§ PROVIDED INFORMATION
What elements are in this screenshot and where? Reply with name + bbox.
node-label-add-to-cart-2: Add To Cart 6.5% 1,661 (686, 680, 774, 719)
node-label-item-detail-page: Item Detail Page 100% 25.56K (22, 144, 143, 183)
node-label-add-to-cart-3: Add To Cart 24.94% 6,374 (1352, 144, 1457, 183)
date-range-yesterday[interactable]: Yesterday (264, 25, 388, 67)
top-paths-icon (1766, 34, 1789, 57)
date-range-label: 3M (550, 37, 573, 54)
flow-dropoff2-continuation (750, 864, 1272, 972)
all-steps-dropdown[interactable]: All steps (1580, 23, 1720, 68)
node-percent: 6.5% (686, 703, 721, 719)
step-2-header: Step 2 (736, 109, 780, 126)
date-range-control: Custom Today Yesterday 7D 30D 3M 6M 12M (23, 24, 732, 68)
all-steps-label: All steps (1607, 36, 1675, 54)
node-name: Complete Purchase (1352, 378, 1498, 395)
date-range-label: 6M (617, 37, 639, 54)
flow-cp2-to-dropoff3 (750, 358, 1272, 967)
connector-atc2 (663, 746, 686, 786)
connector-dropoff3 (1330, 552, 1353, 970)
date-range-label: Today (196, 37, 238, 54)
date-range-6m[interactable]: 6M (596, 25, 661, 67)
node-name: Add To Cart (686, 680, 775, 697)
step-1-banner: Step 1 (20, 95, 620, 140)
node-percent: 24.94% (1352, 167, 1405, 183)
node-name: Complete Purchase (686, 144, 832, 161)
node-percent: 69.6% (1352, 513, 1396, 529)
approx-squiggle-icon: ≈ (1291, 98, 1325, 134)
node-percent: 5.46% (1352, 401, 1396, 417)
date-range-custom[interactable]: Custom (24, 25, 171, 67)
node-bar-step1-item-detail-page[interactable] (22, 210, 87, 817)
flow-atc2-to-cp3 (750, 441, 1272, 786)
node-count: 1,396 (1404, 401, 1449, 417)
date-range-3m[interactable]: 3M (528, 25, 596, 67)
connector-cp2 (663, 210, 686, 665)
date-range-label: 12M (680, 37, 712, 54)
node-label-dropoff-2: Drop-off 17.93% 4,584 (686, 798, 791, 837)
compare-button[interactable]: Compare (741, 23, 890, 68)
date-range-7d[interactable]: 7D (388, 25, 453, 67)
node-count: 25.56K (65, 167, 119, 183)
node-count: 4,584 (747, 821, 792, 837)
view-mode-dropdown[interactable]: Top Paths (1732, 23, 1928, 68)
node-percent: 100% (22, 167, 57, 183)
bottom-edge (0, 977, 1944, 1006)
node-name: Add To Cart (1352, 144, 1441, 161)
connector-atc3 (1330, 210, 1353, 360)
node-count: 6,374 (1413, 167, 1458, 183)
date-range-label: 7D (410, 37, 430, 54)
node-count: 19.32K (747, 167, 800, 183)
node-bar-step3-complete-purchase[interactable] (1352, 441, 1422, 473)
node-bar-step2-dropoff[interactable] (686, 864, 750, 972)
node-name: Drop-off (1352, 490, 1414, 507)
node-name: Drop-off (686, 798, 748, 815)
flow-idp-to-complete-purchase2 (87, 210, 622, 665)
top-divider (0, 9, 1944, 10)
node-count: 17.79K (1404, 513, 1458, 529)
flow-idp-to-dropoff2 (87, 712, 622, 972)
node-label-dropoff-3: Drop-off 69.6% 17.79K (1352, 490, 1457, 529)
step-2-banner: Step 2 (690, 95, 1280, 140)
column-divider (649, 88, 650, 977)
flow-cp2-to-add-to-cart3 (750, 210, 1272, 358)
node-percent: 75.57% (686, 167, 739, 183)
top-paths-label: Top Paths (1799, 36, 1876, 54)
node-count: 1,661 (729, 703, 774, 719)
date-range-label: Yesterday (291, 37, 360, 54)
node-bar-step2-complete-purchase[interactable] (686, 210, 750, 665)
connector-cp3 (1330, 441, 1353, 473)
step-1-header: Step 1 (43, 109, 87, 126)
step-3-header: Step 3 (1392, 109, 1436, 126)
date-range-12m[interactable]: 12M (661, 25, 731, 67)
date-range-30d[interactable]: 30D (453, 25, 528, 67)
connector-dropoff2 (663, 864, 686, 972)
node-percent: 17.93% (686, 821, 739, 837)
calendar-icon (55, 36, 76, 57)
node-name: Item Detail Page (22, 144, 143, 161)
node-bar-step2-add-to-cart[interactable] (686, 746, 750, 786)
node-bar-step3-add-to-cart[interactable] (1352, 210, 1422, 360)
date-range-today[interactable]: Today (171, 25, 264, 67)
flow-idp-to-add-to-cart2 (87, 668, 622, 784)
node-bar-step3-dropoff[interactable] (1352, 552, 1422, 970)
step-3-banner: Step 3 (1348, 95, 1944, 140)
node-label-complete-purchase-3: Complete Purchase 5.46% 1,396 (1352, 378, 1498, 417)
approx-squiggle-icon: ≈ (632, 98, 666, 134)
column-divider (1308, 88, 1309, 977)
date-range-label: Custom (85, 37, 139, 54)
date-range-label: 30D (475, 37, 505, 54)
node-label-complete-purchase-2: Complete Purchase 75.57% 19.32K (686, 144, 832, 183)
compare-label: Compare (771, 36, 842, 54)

§ GOAL OF THE EXERCISE
Recast every row above as a JSON array of strings, one string per row, with blank lines omitted.

§ ANSWER
[
  "What elements are in this screenshot and where? Reply with name + bbox.",
  "node-label-add-to-cart-2: Add To Cart 6.5% 1,661 (686, 680, 774, 719)",
  "node-label-item-detail-page: Item Detail Page 100% 25.56K (22, 144, 143, 183)",
  "node-label-add-to-cart-3: Add To Cart 24.94% 6,374 (1352, 144, 1457, 183)",
  "date-range-yesterday[interactable]: Yesterday (264, 25, 388, 67)",
  "top-paths-icon (1766, 34, 1789, 57)",
  "date-range-label: 3M (550, 37, 573, 54)",
  "flow-dropoff2-continuation (750, 864, 1272, 972)",
  "all-steps-dropdown[interactable]: All steps (1580, 23, 1720, 68)",
  "node-percent: 6.5% (686, 703, 721, 719)",
  "step-2-header: Step 2 (736, 109, 780, 126)",
  "date-range-control: Custom Today Yesterday 7D 30D 3M 6M 12M (23, 24, 732, 68)",
  "all-steps-label: All steps (1607, 36, 1675, 54)",
  "node-name: Complete Purchase (1352, 378, 1498, 395)",
  "date-range-label: 6M (617, 37, 639, 54)",
  "flow-cp2-to-dropoff3 (750, 358, 1272, 967)",
  "connector-atc2 (663, 746, 686, 786)",
  "connector-dropoff3 (1330, 552, 1353, 970)",
  "date-range-label: Today (196, 37, 238, 54)",
  "date-range-6m[interactable]: 6M (596, 25, 661, 67)",
  "node-name: Add To Cart (686, 680, 775, 697)",
  "step-1-banner: Step 1 (20, 95, 620, 140)",
  "node-percent: 24.94% (1352, 167, 1405, 183)",
  "node-name: Complete Purchase (686, 144, 832, 161)",
  "node-percent: 69.6% (1352, 513, 1396, 529)",
  "approx-squiggle-icon: ≈ (1291, 98, 1325, 134)",
  "node-percent: 5.46% (1352, 401, 1396, 417)",
  "date-range-custom[interactable]: Custom (24, 25, 171, 67)",
  "node-bar-step1-item-detail-page[interactable] (22, 210, 87, 817)",
  "flow-atc2-to-cp3 (750, 441, 1272, 786)",
  "node-count: 1,396 (1404, 401, 1449, 417)",
  "date-range-3m[interactable]: 3M (528, 25, 596, 67)",
  "connector-cp2 (663, 210, 686, 665)",
  "date-range-label: 12M (680, 37, 712, 54)",
  "node-label-dropoff-2: Drop-off 17.93% 4,584 (686, 798, 791, 837)",
  "compare-button[interactable]: Compare (741, 23, 890, 68)",
  "date-range-7d[interactable]: 7D (388, 25, 453, 67)",
  "node-count: 25.56K (65, 167, 119, 183)",
  "node-count: 4,584 (747, 821, 792, 837)",
  "view-mode-dropdown[interactable]: Top Paths (1732, 23, 1928, 68)",
  "node-percent: 100% (22, 167, 57, 183)",
  "bottom-edge (0, 977, 1944, 1006)",
  "node-name: Add To Cart (1352, 144, 1441, 161)",
  "connector-atc3 (1330, 210, 1353, 360)",
  "node-count: 6,374 (1413, 167, 1458, 183)",
  "date-range-label: 7D (410, 37, 430, 54)",
  "node-count: 19.32K (747, 167, 800, 183)",
  "node-bar-step3-complete-purchase[interactable] (1352, 441, 1422, 473)",
  "node-bar-step2-dropoff[interactable] (686, 864, 750, 972)",
  "node-name: Drop-off (1352, 490, 1414, 507)",
  "node-name: Drop-off (686, 798, 748, 815)",
  "flow-idp-to-complete-purchase2 (87, 210, 622, 665)",
  "top-divider (0, 9, 1944, 10)",
  "node-count: 17.79K (1404, 513, 1458, 529)",
  "flow-idp-to-dropoff2 (87, 712, 622, 972)",
  "node-label-dropoff-3: Drop-off 69.6% 17.79K (1352, 490, 1457, 529)",
  "step-2-banner: Step 2 (690, 95, 1280, 140)",
  "column-divider (649, 88, 650, 977)",
  "flow-cp2-to-add-to-cart3 (750, 210, 1272, 358)",
  "node-percent: 75.57% (686, 167, 739, 183)",
  "top-paths-label: Top Paths (1799, 36, 1876, 54)",
  "node-count: 1,661 (729, 703, 774, 719)",
  "date-range-label: Yesterday (291, 37, 360, 54)",
  "node-bar-step2-complete-purchase[interactable] (686, 210, 750, 665)",
  "connector-cp3 (1330, 441, 1353, 473)",
  "step-1-header: Step 1 (43, 109, 87, 126)",
  "step-3-header: Step 3 (1392, 109, 1436, 126)",
  "date-range-12m[interactable]: 12M (661, 25, 731, 67)",
  "date-range-30d[interactable]: 30D (453, 25, 528, 67)",
  "connector-dropoff2 (663, 864, 686, 972)",
  "node-percent: 17.93% (686, 821, 739, 837)",
  "calendar-icon (55, 36, 76, 57)",
  "node-name: Item Detail Page (22, 144, 143, 161)",
  "node-bar-step2-add-to-cart[interactable] (686, 746, 750, 786)",
  "node-bar-step3-add-to-cart[interactable] (1352, 210, 1422, 360)",
  "date-range-today[interactable]: Today (171, 25, 264, 67)",
  "flow-idp-to-add-to-cart2 (87, 668, 622, 784)",
  "node-bar-step3-dropoff[interactable] (1352, 552, 1422, 970)",
  "step-3-banner: Step 3 (1348, 95, 1944, 140)",
  "node-label-complete-purchase-3: Complete Purchase 5.46% 1,396 (1352, 378, 1498, 417)",
  "approx-squiggle-icon: ≈ (632, 98, 666, 134)",
  "column-divider (1308, 88, 1309, 977)",
  "date-range-label: Custom (85, 37, 139, 54)",
  "date-range-label: 30D (475, 37, 505, 54)",
  "node-label-complete-purchase-2: Complete Purchase 75.57% 19.32K (686, 144, 832, 183)",
  "compare-label: Compare (771, 36, 842, 54)"
]